Your task:
Copy out each line of the data holding "шпинделя".

begin Listed entries

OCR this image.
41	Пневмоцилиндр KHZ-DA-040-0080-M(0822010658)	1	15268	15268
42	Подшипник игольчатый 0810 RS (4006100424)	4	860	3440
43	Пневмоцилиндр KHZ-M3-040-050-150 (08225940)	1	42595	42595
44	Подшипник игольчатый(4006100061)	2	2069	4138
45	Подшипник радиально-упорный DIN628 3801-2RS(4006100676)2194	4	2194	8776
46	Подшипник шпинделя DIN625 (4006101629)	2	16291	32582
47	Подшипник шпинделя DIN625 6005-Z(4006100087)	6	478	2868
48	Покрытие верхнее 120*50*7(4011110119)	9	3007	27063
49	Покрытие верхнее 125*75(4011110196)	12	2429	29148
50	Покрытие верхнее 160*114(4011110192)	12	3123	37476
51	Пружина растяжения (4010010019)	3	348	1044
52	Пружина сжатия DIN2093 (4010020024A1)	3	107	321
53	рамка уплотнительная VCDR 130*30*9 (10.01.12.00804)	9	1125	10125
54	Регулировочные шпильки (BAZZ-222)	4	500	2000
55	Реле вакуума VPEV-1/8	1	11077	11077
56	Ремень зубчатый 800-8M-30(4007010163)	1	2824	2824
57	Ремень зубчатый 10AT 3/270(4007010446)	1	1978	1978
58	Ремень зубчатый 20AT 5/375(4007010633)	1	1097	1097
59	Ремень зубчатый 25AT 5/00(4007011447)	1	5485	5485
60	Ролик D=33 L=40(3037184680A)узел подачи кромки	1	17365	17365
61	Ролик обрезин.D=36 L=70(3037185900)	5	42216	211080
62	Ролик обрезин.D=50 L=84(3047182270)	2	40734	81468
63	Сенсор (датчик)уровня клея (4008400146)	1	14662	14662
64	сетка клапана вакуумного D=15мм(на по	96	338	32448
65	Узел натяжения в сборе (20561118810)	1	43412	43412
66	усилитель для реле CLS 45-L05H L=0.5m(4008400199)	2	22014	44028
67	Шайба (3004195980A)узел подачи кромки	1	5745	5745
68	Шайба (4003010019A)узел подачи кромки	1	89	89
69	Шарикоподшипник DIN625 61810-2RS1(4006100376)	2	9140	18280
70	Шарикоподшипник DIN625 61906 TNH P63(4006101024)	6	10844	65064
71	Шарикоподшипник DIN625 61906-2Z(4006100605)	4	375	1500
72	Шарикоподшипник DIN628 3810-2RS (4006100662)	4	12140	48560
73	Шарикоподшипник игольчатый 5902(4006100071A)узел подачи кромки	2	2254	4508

end Listed entries

Final result:
46	Подшипник шпинделя DIN625 (4006101629)	2	16291	32582
47	Подшипник шпинделя DIN625 6005-Z(4006100087)	6	478	2868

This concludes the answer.